Reproduce every line in the listing that contains the word "соответствии".

== RECORDS SHOWN ==
+++

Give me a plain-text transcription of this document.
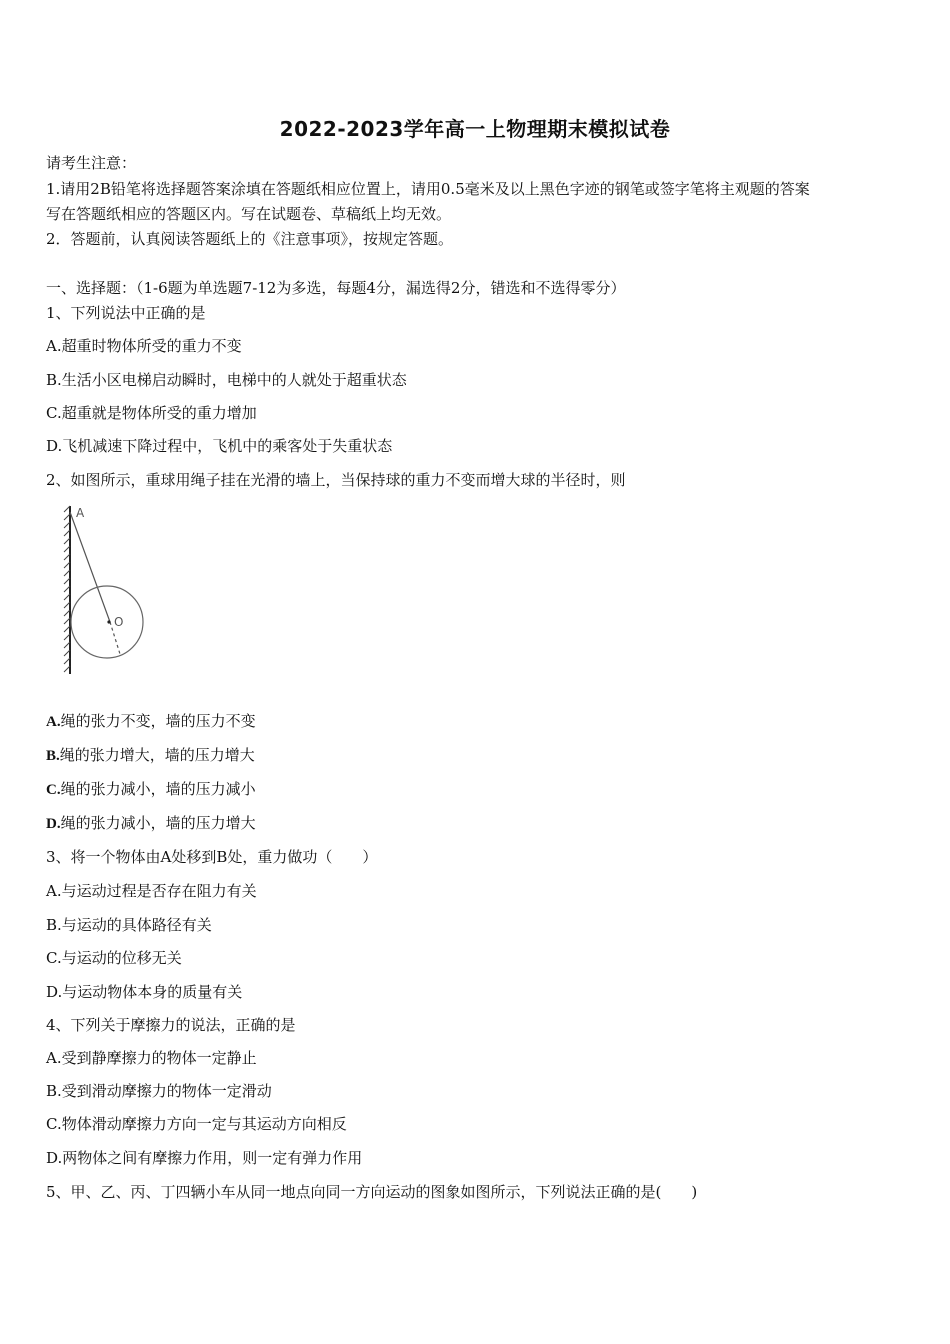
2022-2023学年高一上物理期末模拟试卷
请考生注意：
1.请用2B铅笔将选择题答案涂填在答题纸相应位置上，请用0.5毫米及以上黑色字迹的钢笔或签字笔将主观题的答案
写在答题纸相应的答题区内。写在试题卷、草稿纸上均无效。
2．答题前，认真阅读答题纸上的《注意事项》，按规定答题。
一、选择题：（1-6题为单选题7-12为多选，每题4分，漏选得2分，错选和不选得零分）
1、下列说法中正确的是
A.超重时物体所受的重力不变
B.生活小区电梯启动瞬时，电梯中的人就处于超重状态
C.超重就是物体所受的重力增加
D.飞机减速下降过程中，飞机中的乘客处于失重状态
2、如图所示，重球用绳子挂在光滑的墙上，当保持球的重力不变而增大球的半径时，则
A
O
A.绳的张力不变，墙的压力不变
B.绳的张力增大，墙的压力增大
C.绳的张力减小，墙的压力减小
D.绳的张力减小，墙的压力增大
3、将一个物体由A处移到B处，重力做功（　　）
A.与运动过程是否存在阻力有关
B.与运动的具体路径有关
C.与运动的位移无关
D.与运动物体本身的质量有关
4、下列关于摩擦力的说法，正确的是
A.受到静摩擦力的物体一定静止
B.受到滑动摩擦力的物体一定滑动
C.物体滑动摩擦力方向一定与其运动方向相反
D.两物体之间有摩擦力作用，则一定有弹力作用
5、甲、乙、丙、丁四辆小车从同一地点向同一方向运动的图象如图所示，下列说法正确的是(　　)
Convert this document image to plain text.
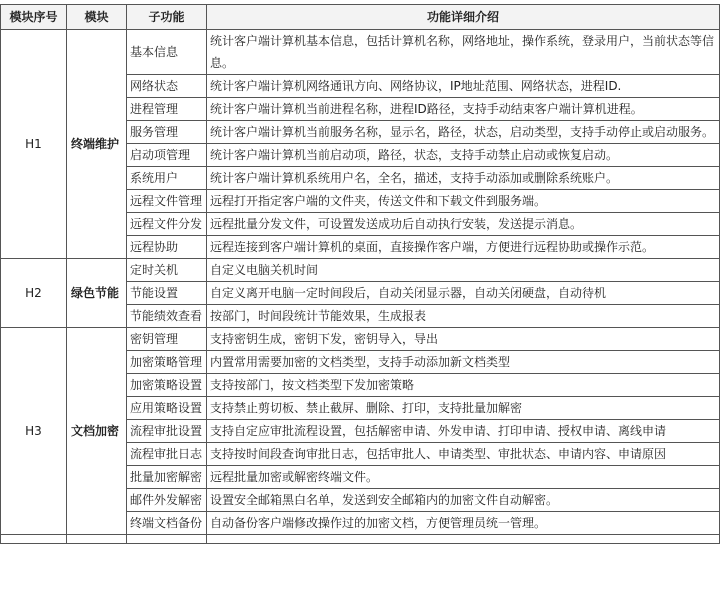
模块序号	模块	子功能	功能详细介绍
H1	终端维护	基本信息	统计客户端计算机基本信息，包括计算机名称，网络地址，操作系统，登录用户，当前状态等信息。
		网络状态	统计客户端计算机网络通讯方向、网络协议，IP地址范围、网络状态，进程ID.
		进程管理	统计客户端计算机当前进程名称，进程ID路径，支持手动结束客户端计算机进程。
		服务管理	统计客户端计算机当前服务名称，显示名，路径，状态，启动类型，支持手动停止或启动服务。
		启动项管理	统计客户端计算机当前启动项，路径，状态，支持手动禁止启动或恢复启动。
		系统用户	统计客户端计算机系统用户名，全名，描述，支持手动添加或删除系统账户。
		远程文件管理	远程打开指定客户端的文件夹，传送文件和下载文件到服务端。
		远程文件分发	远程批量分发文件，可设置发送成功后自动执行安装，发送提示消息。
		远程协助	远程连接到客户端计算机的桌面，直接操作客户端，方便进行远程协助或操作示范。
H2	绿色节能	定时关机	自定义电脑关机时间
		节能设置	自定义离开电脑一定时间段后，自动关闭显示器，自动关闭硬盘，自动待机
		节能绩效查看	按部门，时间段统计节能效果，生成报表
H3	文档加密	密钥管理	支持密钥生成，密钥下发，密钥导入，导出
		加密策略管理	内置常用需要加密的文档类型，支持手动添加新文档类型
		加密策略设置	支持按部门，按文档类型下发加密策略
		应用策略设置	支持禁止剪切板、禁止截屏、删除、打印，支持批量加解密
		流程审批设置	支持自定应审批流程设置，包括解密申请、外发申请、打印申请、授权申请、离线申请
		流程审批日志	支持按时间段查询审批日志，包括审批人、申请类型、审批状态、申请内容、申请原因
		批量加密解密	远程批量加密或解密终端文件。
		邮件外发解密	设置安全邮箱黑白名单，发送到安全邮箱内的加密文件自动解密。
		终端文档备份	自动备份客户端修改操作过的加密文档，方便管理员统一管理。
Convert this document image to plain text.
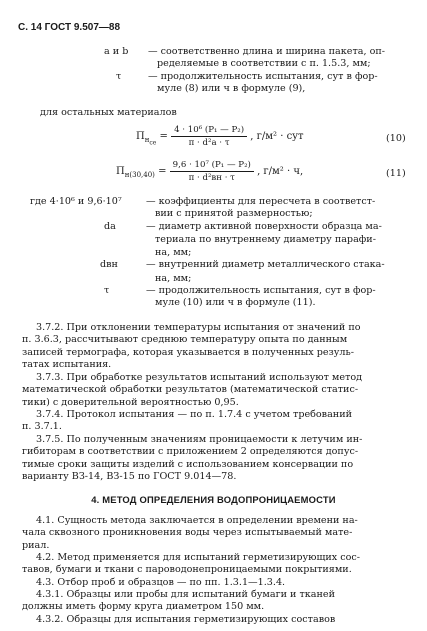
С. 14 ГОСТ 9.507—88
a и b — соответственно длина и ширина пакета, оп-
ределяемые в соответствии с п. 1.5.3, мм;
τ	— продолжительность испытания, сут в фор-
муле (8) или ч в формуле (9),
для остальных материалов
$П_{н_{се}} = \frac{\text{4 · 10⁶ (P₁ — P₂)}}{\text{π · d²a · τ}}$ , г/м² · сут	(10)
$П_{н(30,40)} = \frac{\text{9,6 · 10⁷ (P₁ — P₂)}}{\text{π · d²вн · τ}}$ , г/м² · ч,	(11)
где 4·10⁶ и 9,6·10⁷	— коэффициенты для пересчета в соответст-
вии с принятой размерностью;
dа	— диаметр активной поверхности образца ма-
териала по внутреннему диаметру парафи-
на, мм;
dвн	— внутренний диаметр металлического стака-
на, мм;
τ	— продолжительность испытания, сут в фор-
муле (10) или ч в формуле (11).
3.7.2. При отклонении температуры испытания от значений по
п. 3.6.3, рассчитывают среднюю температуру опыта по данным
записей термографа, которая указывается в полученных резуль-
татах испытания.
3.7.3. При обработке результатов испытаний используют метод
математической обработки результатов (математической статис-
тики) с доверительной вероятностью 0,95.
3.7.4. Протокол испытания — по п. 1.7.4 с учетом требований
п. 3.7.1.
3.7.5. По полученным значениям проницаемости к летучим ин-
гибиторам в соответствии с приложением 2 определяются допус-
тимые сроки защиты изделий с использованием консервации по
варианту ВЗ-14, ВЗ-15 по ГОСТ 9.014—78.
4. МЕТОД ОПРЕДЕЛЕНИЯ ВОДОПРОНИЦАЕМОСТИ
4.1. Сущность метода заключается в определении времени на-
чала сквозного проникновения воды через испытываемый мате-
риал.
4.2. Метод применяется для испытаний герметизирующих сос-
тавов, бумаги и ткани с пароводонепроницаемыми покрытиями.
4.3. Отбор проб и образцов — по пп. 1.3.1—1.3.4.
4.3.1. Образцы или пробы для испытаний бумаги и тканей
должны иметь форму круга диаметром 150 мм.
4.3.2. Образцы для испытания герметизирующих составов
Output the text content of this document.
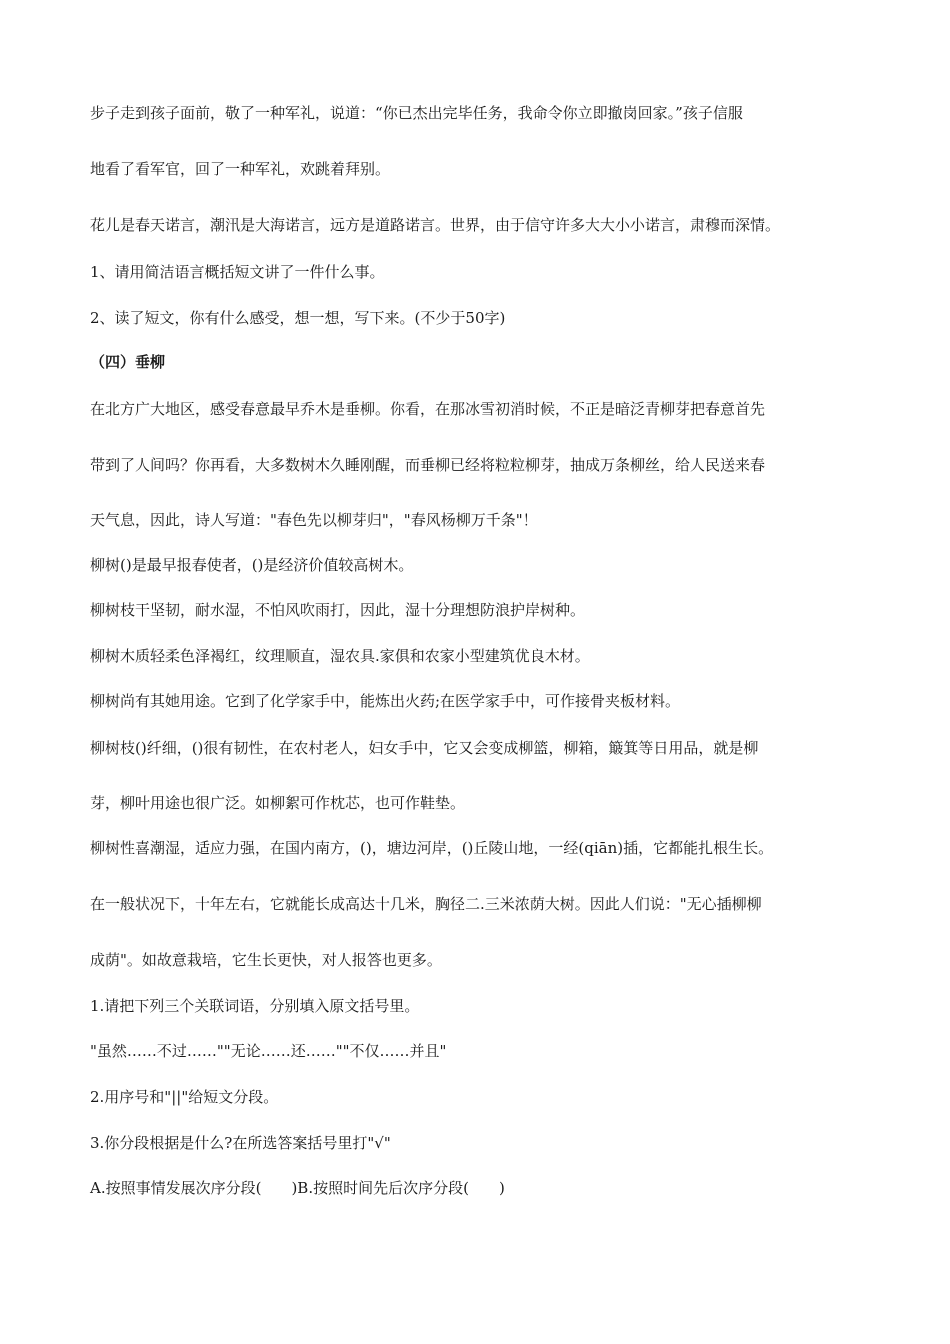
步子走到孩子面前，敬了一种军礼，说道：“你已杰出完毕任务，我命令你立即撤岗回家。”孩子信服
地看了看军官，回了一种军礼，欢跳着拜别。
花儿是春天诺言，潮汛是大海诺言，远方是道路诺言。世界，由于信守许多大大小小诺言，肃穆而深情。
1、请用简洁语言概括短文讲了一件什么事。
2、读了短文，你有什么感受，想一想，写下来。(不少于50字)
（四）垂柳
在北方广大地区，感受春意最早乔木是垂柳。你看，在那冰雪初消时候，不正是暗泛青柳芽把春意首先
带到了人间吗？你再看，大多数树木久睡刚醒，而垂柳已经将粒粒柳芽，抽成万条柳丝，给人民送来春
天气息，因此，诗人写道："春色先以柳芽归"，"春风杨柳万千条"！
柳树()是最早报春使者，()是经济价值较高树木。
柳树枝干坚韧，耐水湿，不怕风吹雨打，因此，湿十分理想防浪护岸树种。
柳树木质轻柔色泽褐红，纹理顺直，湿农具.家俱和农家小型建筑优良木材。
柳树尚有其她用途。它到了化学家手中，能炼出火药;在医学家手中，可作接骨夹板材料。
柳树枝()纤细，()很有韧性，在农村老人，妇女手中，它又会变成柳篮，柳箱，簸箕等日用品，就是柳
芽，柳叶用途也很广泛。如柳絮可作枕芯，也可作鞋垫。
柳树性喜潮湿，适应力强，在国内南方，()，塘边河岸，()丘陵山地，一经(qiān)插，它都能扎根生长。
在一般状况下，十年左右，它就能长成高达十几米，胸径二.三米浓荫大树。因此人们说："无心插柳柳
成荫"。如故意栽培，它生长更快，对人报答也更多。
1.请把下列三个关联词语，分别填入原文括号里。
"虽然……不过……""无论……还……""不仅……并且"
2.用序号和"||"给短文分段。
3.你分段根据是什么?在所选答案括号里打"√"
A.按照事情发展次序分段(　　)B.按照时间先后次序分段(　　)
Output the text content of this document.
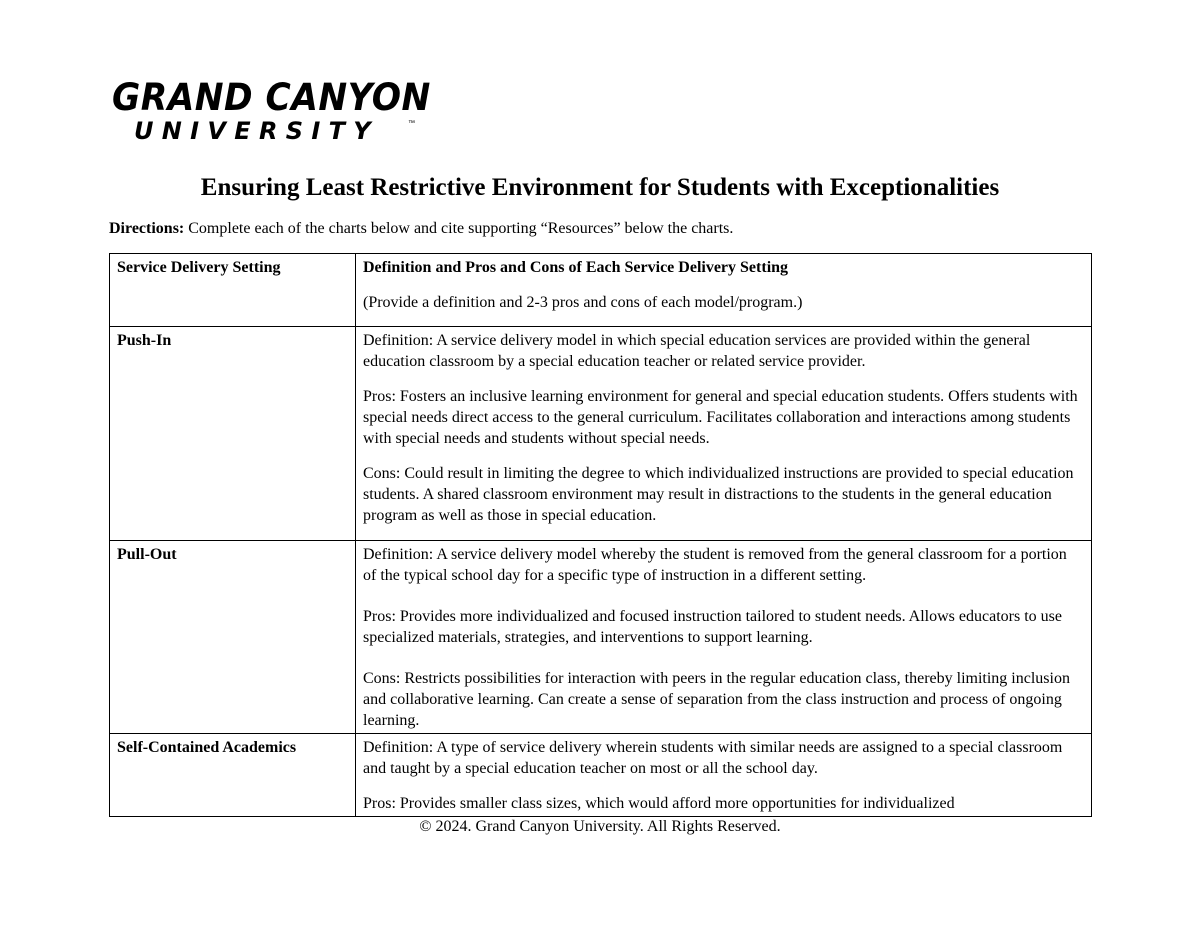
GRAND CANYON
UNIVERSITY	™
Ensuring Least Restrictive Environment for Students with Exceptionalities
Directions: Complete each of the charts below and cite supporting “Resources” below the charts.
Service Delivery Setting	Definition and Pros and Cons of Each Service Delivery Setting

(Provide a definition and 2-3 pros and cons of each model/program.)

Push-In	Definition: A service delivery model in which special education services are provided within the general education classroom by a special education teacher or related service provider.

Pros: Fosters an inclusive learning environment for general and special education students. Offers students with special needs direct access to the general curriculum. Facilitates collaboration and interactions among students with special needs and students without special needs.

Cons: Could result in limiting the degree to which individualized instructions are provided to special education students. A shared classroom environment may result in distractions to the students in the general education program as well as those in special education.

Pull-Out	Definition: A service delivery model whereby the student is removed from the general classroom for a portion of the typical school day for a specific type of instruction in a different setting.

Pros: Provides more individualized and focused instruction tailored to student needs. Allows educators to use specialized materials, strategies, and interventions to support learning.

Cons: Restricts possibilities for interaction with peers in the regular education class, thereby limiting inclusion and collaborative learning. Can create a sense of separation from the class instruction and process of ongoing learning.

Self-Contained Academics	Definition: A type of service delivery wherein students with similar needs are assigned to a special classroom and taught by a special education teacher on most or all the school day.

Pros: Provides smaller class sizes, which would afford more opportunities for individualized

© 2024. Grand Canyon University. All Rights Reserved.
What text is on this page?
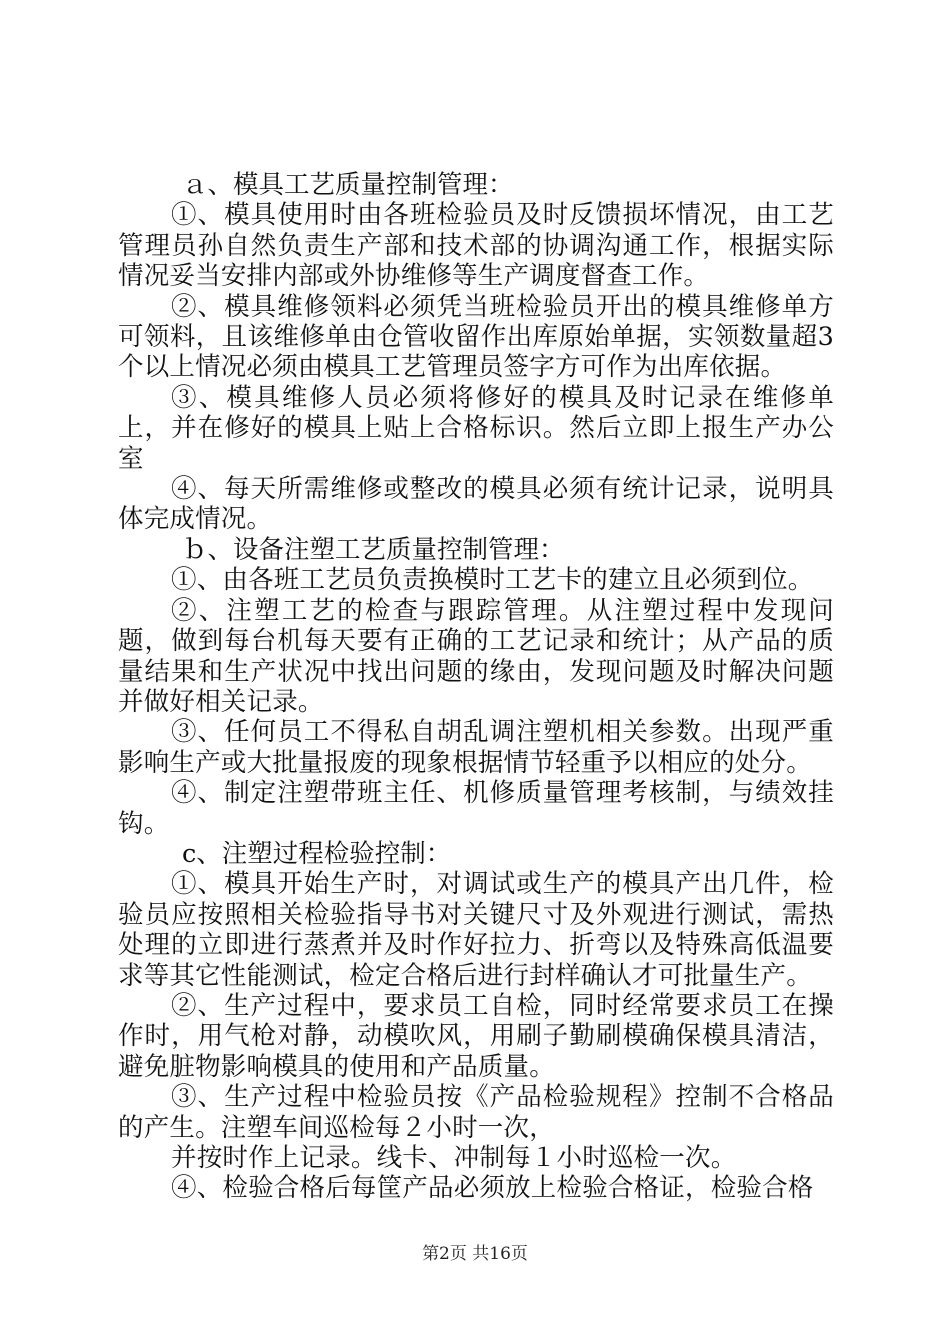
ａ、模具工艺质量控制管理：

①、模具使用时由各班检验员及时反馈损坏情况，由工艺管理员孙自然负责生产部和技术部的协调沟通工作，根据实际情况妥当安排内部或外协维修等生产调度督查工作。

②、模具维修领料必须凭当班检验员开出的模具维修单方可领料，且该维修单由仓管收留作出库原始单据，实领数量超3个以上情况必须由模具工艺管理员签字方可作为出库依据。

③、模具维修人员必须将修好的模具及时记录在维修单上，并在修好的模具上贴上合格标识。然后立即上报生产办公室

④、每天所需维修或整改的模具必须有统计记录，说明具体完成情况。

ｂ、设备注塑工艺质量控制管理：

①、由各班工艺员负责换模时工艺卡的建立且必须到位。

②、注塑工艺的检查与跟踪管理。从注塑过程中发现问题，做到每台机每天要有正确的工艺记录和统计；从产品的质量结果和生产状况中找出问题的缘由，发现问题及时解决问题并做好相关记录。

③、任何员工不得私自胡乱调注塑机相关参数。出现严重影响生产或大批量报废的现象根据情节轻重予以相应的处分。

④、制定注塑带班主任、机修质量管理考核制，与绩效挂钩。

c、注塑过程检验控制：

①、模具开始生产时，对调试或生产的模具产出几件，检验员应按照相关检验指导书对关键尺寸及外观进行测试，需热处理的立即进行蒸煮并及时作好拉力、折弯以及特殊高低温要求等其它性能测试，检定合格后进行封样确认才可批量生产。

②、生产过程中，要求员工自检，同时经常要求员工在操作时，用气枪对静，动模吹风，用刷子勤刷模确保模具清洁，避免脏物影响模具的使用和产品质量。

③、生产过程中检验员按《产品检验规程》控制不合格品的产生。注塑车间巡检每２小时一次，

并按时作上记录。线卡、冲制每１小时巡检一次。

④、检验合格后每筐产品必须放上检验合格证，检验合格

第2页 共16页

+++

== COMPLETE OUTPUT ==
ределяемые в соответствии с п. 1.5.3, мм;
гибиторам в соответствии с приложением 2 определяются допус-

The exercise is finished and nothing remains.